• What you should do
Copy out the items below, swapping every "data-point" for "marker" and leaving everything else as it is.

Box annotation data

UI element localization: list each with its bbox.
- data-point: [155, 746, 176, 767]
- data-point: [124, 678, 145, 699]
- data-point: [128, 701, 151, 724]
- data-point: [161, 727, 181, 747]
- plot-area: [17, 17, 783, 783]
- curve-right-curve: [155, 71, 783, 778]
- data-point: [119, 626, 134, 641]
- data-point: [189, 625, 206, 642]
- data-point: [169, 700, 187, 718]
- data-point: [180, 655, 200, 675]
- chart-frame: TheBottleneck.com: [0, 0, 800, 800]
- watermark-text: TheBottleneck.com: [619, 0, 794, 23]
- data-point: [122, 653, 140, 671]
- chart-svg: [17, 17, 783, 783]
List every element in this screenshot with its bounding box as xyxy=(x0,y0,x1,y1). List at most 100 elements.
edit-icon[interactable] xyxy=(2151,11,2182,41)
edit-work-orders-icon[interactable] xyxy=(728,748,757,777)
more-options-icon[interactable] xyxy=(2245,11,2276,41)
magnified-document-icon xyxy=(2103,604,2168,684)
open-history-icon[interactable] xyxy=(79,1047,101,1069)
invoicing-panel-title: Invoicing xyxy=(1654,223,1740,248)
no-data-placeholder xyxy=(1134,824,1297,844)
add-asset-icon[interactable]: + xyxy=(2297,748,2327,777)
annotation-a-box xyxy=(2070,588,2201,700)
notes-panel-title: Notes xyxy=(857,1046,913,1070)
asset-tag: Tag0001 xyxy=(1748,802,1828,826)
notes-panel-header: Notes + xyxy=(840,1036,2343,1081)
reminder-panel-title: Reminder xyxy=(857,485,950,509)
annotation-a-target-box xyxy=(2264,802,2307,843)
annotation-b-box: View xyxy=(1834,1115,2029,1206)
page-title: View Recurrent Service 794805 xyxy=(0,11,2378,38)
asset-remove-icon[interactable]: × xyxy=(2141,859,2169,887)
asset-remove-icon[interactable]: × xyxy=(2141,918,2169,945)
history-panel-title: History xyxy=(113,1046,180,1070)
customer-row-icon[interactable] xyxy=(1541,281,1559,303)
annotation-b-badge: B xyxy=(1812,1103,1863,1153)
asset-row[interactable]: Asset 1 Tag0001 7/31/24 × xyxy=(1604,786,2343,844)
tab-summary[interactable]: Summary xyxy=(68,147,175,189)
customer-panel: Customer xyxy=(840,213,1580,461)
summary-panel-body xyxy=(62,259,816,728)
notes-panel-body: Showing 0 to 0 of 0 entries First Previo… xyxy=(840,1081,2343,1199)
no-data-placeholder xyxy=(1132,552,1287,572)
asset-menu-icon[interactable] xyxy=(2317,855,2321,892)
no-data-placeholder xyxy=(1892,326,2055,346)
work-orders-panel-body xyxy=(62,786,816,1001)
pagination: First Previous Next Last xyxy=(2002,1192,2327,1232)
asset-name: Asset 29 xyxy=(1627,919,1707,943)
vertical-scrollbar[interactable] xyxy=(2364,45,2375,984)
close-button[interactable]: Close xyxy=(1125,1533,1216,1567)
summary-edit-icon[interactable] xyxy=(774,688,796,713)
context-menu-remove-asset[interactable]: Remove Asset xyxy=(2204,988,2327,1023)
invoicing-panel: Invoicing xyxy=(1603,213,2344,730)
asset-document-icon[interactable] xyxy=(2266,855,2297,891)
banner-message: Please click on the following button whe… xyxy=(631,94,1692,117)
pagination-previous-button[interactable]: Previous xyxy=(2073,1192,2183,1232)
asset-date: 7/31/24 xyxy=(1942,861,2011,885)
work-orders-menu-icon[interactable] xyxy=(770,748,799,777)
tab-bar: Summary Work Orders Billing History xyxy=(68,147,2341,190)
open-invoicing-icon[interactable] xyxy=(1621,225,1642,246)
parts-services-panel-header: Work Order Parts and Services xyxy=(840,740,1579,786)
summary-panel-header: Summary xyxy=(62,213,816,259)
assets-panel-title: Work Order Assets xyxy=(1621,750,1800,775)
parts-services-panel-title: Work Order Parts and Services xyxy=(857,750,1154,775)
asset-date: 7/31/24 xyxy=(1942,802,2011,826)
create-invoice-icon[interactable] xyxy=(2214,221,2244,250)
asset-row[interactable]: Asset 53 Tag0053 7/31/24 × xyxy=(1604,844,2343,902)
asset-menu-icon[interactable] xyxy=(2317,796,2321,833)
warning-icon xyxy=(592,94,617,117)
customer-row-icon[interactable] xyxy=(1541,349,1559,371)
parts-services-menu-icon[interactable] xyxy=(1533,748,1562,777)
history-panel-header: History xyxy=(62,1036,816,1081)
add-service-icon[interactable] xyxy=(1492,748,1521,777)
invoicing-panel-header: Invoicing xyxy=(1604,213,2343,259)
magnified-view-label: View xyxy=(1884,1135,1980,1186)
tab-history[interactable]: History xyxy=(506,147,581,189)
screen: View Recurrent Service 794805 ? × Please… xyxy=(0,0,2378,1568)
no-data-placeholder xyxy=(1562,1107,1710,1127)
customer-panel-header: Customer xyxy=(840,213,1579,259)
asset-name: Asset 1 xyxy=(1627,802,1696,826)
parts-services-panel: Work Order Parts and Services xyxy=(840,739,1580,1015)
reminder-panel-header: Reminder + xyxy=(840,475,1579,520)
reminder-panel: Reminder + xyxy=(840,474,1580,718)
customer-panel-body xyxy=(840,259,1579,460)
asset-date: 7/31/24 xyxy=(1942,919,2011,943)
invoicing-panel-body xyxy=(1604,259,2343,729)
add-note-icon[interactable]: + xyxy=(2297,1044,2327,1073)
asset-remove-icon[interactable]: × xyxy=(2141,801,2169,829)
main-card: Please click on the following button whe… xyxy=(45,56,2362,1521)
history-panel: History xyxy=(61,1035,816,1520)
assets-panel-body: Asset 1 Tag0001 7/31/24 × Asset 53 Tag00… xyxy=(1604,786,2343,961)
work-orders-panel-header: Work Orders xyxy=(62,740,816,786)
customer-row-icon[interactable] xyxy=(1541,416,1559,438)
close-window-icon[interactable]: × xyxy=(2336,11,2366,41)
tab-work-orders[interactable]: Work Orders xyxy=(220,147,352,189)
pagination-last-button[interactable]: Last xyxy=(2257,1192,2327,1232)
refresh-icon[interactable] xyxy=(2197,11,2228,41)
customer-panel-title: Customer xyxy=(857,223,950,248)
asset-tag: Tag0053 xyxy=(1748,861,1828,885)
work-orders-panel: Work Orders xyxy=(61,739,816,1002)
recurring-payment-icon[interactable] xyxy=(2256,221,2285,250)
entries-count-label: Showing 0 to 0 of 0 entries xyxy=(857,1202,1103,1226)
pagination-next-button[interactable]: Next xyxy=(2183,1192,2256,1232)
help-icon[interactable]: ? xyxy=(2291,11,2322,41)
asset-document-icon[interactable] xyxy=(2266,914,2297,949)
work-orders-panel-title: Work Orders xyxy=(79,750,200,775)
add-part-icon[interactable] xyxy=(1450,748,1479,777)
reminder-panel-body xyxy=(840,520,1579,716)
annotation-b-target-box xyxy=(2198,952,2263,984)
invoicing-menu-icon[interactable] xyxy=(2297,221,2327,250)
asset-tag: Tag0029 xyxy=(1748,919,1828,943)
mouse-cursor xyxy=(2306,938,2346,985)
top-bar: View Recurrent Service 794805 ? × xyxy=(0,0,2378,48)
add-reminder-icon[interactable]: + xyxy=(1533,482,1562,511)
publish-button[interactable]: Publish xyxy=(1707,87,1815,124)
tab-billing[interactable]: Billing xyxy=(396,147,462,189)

• Final result
UI element localization: list each with its bbox.
- marker: [155, 746, 176, 767]
- marker: [124, 678, 145, 699]
- marker: [128, 701, 151, 724]
- marker: [161, 727, 181, 747]
- plot-area: [17, 17, 783, 783]
- curve-right-curve: [155, 71, 783, 778]
- marker: [119, 626, 134, 641]
- marker: [189, 625, 206, 642]
- marker: [169, 700, 187, 718]
- marker: [180, 655, 200, 675]
- chart-frame: TheBottleneck.com: [0, 0, 800, 800]
- watermark-text: TheBottleneck.com: [619, 0, 794, 23]
- marker: [122, 653, 140, 671]
- chart-svg: [17, 17, 783, 783]
List every element in this screenshot with its bounding box as xyxy=(x0,y0,x1,y1). List at most 100 elements.
edit-icon[interactable] xyxy=(2151,11,2182,41)
edit-work-orders-icon[interactable] xyxy=(728,748,757,777)
more-options-icon[interactable] xyxy=(2245,11,2276,41)
magnified-document-icon xyxy=(2103,604,2168,684)
open-history-icon[interactable] xyxy=(79,1047,101,1069)
invoicing-panel-title: Invoicing xyxy=(1654,223,1740,248)
no-data-placeholder xyxy=(1134,824,1297,844)
add-asset-icon[interactable]: + xyxy=(2297,748,2327,777)
annotation-a-box xyxy=(2070,588,2201,700)
notes-panel-title: Notes xyxy=(857,1046,913,1070)
asset-tag: Tag0001 xyxy=(1748,802,1828,826)
notes-panel-header: Notes + xyxy=(840,1036,2343,1081)
reminder-panel-title: Reminder xyxy=(857,485,950,509)
annotation-a-target-box xyxy=(2264,802,2307,843)
annotation-b-box: View xyxy=(1834,1115,2029,1206)
page-title: View Recurrent Service 794805 xyxy=(0,11,2378,38)
asset-remove-icon[interactable]: × xyxy=(2141,859,2169,887)
asset-remove-icon[interactable]: × xyxy=(2141,918,2169,945)
history-panel-title: History xyxy=(113,1046,180,1070)
customer-row-icon[interactable] xyxy=(1541,281,1559,303)
annotation-b-badge: B xyxy=(1812,1103,1863,1153)
asset-row[interactable]: Asset 1 Tag0001 7/31/24 × xyxy=(1604,786,2343,844)
tab-summary[interactable]: Summary xyxy=(68,147,175,189)
customer-panel: Customer xyxy=(840,213,1580,461)
summary-panel-body xyxy=(62,259,816,728)
notes-panel-body: Showing 0 to 0 of 0 entries First Previo… xyxy=(840,1081,2343,1199)
no-data-placeholder xyxy=(1132,552,1287,572)
asset-menu-icon[interactable] xyxy=(2317,855,2321,892)
no-data-placeholder xyxy=(1892,326,2055,346)
work-orders-panel-body xyxy=(62,786,816,1001)
pagination: First Previous Next Last xyxy=(2002,1192,2327,1232)
asset-name: Asset 29 xyxy=(1627,919,1707,943)
vertical-scrollbar[interactable] xyxy=(2364,45,2375,984)
close-button[interactable]: Close xyxy=(1125,1533,1216,1567)
summary-edit-icon[interactable] xyxy=(774,688,796,713)
context-menu-remove-asset[interactable]: Remove Asset xyxy=(2204,988,2327,1023)
invoicing-panel: Invoicing xyxy=(1603,213,2344,730)
asset-document-icon[interactable] xyxy=(2266,855,2297,891)
banner-message: Please click on the following button whe… xyxy=(631,94,1692,117)
pagination-previous-button[interactable]: Previous xyxy=(2073,1192,2183,1232)
asset-date: 7/31/24 xyxy=(1942,861,2011,885)
work-orders-menu-icon[interactable] xyxy=(770,748,799,777)
tab-bar: Summary Work Orders Billing History xyxy=(68,147,2341,190)
open-invoicing-icon[interactable] xyxy=(1621,225,1642,246)
parts-services-panel-header: Work Order Parts and Services xyxy=(840,740,1579,786)
summary-panel-header: Summary xyxy=(62,213,816,259)
assets-panel-title: Work Order Assets xyxy=(1621,750,1800,775)
parts-services-panel-title: Work Order Parts and Services xyxy=(857,750,1154,775)
asset-date: 7/31/24 xyxy=(1942,802,2011,826)
create-invoice-icon[interactable] xyxy=(2214,221,2244,250)
asset-row[interactable]: Asset 53 Tag0053 7/31/24 × xyxy=(1604,844,2343,902)
asset-menu-icon[interactable] xyxy=(2317,796,2321,833)
warning-icon xyxy=(592,94,617,117)
customer-row-icon[interactable] xyxy=(1541,349,1559,371)
parts-services-menu-icon[interactable] xyxy=(1533,748,1562,777)
history-panel-header: History xyxy=(62,1036,816,1081)
add-service-icon[interactable] xyxy=(1492,748,1521,777)
invoicing-panel-header: Invoicing xyxy=(1604,213,2343,259)
magnified-view-label: View xyxy=(1884,1135,1980,1186)
tab-history[interactable]: History xyxy=(506,147,581,189)
screen: View Recurrent Service 794805 ? × Please… xyxy=(0,0,2378,1568)
no-data-placeholder xyxy=(1562,1107,1710,1127)
customer-panel-header: Customer xyxy=(840,213,1579,259)
asset-name: Asset 1 xyxy=(1627,802,1696,826)
parts-services-panel: Work Order Parts and Services xyxy=(840,739,1580,1015)
reminder-panel-header: Reminder + xyxy=(840,475,1579,520)
reminder-panel: Reminder + xyxy=(840,474,1580,718)
customer-panel-body xyxy=(840,259,1579,460)
asset-date: 7/31/24 xyxy=(1942,919,2011,943)
invoicing-panel-body xyxy=(1604,259,2343,729)
add-note-icon[interactable]: + xyxy=(2297,1044,2327,1073)
asset-remove-icon[interactable]: × xyxy=(2141,801,2169,829)
main-card: Please click on the following button whe… xyxy=(45,56,2362,1521)
history-panel: History xyxy=(61,1035,816,1520)
assets-panel-body: Asset 1 Tag0001 7/31/24 × Asset 53 Tag00… xyxy=(1604,786,2343,961)
work-orders-panel-header: Work Orders xyxy=(62,740,816,786)
customer-row-icon[interactable] xyxy=(1541,416,1559,438)
close-window-icon[interactable]: × xyxy=(2336,11,2366,41)
tab-work-orders[interactable]: Work Orders xyxy=(220,147,352,189)
pagination-last-button[interactable]: Last xyxy=(2257,1192,2327,1232)
refresh-icon[interactable] xyxy=(2197,11,2228,41)
customer-panel-title: Customer xyxy=(857,223,950,248)
asset-tag: Tag0053 xyxy=(1748,861,1828,885)
work-orders-panel: Work Orders xyxy=(61,739,816,1002)
recurring-payment-icon[interactable] xyxy=(2256,221,2285,250)
entries-count-label: Showing 0 to 0 of 0 entries xyxy=(857,1202,1103,1226)
pagination-next-button[interactable]: Next xyxy=(2183,1192,2256,1232)
help-icon[interactable]: ? xyxy=(2291,11,2322,41)
asset-document-icon[interactable] xyxy=(2266,914,2297,949)
work-orders-panel-title: Work Orders xyxy=(79,750,200,775)
add-part-icon[interactable] xyxy=(1450,748,1479,777)
reminder-panel-body xyxy=(840,520,1579,716)
annotation-b-target-box xyxy=(2198,952,2263,984)
invoicing-menu-icon[interactable] xyxy=(2297,221,2327,250)
asset-tag: Tag0029 xyxy=(1748,919,1828,943)
mouse-cursor xyxy=(2306,938,2346,985)
top-bar: View Recurrent Service 794805 ? × xyxy=(0,0,2378,48)
add-reminder-icon[interactable]: + xyxy=(1533,482,1562,511)
publish-button[interactable]: Publish xyxy=(1707,87,1815,124)
tab-billing[interactable]: Billing xyxy=(396,147,462,189)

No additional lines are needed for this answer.